*ТЕКСТ ДЛЯ ЧТЕНИЯ*.

☆ ☆ ☆

Новости Игорь Кондраков, 08 марта 2012 Зарисовки из лихих 90-х молодого учёного, волею судьбы вынужденного преодолевать множество препятствий и решать массу проблем. Сейчас это выглядит скорее весело, чем грустно, но тогда очень многим было совсем не до веселья...
Большой город – это своеобразная шкала контрастов. Здесь богатство соседствует с нищетой, гениальность – с глупостью, безысходность с многообещающими перспективами. Красноярск в этом аспекте – не исключение. Город контрастов. Пятиэтажное семейное общежитие одного из крупнейших заводов города, внешне ничем не примечательное, поглощало отвергнутых и «безнадёжных», как Панас галушки. Оно было выполнено в виде типовой коробки: два подъезда и стены с огромным количеством амбразуроподобных окон, из которых висело огромное количество авосек с продуктами в стиле «и у нас есть что есть».

☆ ☆ ☆

*ЗАПИСИ*.
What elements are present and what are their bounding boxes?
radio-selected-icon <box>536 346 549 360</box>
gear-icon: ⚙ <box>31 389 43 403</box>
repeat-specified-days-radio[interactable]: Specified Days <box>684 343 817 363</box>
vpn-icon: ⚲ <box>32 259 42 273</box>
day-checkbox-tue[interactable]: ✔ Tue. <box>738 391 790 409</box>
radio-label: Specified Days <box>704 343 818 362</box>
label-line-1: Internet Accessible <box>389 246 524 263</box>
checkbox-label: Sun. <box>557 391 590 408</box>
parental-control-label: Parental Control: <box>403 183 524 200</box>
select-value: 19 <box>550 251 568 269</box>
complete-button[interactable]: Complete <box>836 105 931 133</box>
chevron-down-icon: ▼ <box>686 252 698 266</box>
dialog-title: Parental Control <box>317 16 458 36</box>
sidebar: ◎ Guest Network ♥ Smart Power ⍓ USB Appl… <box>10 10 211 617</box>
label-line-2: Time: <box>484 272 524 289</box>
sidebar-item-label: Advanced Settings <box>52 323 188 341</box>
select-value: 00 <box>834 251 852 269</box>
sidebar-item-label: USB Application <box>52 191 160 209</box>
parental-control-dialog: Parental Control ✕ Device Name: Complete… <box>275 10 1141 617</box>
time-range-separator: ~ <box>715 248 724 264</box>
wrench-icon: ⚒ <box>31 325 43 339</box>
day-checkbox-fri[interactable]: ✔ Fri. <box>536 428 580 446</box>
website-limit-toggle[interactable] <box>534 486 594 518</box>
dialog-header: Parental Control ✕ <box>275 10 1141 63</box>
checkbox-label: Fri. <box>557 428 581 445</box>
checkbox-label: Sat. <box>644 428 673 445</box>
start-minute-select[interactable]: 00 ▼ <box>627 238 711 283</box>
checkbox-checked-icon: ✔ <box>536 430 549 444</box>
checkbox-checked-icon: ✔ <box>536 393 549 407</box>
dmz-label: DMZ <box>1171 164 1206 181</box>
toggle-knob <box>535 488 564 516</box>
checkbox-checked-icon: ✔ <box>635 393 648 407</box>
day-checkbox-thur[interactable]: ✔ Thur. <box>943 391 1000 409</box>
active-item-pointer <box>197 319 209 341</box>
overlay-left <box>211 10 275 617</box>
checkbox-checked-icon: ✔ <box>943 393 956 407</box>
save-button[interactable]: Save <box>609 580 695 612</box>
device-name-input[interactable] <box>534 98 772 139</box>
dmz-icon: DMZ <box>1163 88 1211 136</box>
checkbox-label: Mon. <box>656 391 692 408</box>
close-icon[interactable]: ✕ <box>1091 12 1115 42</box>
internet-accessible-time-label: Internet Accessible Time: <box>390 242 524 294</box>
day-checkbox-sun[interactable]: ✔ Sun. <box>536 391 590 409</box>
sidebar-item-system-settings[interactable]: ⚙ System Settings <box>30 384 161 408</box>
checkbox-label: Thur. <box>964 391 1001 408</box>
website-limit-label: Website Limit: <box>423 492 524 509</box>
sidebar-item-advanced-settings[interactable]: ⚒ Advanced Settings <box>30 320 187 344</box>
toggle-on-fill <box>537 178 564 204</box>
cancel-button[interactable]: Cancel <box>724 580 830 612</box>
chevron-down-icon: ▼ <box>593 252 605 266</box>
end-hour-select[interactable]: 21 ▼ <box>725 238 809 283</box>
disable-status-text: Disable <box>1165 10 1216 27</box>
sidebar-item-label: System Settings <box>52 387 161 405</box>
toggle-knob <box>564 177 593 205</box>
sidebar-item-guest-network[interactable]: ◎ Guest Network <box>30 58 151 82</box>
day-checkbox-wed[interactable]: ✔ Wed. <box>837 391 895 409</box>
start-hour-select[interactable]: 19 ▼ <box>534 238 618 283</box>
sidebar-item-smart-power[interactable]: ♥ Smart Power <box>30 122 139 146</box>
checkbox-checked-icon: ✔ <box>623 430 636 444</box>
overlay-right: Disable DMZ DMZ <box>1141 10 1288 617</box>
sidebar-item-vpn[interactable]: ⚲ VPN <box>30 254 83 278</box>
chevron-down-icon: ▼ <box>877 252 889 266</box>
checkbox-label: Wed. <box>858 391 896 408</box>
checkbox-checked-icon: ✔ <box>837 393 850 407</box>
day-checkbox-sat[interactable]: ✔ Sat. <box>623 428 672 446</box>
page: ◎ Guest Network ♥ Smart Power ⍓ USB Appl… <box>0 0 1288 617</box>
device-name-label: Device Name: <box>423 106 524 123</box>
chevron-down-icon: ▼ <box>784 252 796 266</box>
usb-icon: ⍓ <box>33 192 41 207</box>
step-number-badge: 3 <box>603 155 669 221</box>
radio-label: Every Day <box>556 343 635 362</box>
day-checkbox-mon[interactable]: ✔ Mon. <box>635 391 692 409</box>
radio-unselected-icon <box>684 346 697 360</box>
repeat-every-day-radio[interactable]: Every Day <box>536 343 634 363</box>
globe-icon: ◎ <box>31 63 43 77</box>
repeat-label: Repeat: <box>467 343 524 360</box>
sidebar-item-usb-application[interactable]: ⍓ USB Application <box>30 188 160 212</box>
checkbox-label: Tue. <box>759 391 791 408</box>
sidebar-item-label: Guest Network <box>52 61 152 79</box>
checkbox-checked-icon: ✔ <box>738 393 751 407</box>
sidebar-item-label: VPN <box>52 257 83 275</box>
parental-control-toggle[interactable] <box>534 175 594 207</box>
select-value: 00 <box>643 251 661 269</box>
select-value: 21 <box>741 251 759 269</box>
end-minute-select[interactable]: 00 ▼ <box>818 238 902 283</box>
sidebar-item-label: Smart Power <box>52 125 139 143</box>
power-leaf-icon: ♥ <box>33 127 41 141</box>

☆ ☆ ☆

*ЗАДАНИЯ*.
1. Ответьте на вопросы по тексту для чтения:
(а) Какая дата стоит рядом с именем «Игорь Кондраков»?
(б) Какой город назван в тексте?
(в) Сколько подъездов было у общежития?
2. Перечислите все строки записей, в которых встречается строка «Every».

*ОТВЕТЫ К ЗАДАНИЯМ*.
1.
(а) 08 марта 2012.
(б) Красноярск.
(в) Два.

2.
radio-label: Every Day <box>556 343 635 362</box>
repeat-every-day-radio[interactable]: Every Day <box>536 343 634 363</box>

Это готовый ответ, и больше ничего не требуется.